This meditation upon creativity and companionship with the Creator is but one of the blossoms sprouting on my sacred tree as I contemplate the book, Mayan Cosmos: Three Thousand Years on the Shaman's Path (William Morrow). The authors, David Freidel and Linda Schele, are respected Mayan archaeologists at competing univesities in Texas. Their previously acclaimed book A Forest of Kings: The Untold Story of the Ancient Maya presented the many secrets of Mayan history that were revealed with the recent breakthroughs in deciphering the enigmatic glyphs. Mayan Cosmos continues the revelations, presenting the Mayan spiritual philosophy and lifestyle.

There are so many congruences between Mayan mythology and the Christian faith that these two spiritually inspired civilizations were destined to meet. The Mayan recognizes in the Christian cross, for example, the secret of death and rebirth. That cross is the Mayan world tree, uniting heaven and earth, and providing passage between them. The common image of Jesus' exposed heart simultaneously dripping with blood while blossoming in a bouquet of flowers mirrors the Mayan perception of the sacrifice mutually required and offered between God and humanity.

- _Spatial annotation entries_
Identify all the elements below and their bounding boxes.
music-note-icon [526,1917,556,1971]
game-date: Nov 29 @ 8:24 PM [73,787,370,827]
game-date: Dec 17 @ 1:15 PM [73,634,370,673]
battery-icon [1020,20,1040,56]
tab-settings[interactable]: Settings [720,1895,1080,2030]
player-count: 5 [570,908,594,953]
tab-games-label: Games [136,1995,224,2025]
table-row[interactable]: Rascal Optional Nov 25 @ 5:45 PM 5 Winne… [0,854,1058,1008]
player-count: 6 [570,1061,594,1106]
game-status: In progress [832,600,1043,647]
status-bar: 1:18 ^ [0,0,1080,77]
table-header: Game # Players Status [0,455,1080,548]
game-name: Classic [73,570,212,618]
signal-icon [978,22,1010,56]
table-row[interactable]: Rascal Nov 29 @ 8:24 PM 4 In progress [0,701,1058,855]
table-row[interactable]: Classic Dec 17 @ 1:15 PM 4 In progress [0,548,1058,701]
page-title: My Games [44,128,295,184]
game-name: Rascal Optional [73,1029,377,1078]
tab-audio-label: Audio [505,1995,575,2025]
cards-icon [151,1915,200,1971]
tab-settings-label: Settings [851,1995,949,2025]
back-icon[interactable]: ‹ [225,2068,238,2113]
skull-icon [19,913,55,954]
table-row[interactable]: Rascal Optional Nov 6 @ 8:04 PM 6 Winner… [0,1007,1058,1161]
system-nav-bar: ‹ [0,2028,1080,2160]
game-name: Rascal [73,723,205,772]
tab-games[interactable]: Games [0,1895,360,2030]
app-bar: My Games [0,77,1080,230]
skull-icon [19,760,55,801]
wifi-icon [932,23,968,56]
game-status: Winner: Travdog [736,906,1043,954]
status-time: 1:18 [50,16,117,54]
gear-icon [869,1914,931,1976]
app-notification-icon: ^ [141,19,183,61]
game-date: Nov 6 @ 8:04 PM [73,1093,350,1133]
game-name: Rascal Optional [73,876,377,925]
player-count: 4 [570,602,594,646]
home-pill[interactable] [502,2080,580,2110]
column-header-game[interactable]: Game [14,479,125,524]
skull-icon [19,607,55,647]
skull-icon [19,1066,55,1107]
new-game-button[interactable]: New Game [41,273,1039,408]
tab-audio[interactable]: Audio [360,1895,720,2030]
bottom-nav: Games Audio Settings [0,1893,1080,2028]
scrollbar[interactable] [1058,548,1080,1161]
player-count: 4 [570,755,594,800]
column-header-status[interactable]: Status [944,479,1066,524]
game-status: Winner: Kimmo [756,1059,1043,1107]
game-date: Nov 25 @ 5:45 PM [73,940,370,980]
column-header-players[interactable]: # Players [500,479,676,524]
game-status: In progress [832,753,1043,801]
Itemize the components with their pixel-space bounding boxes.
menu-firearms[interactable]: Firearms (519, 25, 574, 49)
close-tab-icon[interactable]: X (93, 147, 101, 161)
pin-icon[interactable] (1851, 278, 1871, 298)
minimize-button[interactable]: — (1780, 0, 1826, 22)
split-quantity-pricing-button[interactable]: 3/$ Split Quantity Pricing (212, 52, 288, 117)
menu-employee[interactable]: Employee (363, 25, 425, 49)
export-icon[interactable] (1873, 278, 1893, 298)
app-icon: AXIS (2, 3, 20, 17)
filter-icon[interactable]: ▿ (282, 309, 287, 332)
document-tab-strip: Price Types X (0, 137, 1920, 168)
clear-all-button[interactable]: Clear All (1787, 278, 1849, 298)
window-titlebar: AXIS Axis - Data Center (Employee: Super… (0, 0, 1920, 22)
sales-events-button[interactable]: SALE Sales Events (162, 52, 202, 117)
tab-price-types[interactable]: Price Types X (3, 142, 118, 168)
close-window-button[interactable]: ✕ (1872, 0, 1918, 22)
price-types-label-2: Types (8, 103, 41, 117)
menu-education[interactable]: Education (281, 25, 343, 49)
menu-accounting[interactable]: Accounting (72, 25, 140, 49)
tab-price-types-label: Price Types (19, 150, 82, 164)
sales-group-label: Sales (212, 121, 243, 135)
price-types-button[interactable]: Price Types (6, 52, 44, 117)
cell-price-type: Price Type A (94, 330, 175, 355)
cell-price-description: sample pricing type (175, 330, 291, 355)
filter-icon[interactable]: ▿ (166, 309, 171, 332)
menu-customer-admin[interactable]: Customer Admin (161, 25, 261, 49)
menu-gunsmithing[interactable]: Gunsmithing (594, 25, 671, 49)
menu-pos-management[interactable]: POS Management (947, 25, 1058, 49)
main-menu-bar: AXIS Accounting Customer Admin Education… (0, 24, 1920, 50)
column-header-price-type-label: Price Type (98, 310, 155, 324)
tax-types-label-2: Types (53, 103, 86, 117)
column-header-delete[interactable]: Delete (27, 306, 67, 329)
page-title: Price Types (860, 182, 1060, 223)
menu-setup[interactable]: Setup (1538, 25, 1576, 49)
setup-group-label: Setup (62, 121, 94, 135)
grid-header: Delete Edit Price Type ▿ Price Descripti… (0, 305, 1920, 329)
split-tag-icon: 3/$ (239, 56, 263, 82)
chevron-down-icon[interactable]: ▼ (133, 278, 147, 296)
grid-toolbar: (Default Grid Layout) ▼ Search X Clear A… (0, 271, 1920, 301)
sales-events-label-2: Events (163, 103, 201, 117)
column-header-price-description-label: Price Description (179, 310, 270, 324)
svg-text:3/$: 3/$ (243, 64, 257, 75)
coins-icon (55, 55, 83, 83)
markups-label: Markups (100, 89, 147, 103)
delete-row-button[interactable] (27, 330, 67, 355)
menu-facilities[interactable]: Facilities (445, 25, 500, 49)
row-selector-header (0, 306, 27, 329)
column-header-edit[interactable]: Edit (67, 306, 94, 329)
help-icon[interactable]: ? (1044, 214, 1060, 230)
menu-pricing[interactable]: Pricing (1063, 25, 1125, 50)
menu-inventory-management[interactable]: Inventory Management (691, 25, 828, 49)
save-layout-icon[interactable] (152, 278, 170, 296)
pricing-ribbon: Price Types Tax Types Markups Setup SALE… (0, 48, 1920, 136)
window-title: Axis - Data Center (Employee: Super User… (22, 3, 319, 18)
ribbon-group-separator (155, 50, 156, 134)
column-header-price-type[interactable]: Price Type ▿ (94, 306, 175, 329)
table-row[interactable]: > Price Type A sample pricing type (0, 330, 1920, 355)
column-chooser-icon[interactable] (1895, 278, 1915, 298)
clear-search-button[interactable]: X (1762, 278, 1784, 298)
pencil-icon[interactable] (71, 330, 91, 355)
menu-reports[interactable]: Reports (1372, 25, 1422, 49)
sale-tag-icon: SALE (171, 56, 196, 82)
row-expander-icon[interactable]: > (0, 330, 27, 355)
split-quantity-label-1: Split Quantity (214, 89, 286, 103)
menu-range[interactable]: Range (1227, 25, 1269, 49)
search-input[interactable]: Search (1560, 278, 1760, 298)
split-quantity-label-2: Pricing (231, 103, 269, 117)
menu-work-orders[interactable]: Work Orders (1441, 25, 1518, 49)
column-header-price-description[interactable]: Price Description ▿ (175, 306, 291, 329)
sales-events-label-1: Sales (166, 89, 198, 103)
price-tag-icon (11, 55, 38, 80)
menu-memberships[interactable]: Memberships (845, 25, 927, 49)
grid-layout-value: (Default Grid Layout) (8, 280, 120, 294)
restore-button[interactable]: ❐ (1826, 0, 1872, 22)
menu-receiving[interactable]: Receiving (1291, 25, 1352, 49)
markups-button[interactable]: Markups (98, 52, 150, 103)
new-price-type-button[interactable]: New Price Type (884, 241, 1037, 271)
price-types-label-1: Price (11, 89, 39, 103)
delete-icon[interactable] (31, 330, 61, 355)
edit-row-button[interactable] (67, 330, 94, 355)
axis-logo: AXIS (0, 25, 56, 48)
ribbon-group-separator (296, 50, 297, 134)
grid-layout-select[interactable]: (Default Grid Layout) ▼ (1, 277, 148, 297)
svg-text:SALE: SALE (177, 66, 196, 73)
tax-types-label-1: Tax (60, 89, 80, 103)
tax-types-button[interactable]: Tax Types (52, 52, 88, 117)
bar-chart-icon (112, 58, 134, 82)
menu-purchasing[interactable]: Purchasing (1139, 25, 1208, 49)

- _The exercise_
Repeat the passage about the book Mayan Cosmos word for word, from its first sentence to its last.

- _Reply_
This meditation upon creativity and companionship with the Creator is but one of the blossoms sprouting on my sacred tree as I contemplate the book, Mayan Cosmos: Three Thousand Years on the Shaman's Path (William Morrow). The authors, David Freidel and Linda Schele, are respected Mayan archaeologists at competing univesities in Texas. Their previously acclaimed book A Forest of Kings: The Untold Story of the Ancient Maya presented the many secrets of Mayan history that were revealed with the recent breakthroughs in deciphering the enigmatic glyphs. Mayan Cosmos continues the revelations, presenting the Mayan spiritual philosophy and lifestyle.

There are so many congruences between Mayan mythology and the Christian faith that these two spiritually inspired civilizations were destined to meet. The Mayan recognizes in the Christian cross, for example, the secret of death and rebirth. That cross is the Mayan world tree, uniting heaven and earth, and providing passage between them. The common image of Jesus' exposed heart simultaneously dripping with blood while blossoming in a bouquet of flowers mirrors the Mayan perception of the sacrifice mutually required and offered between God and humanity.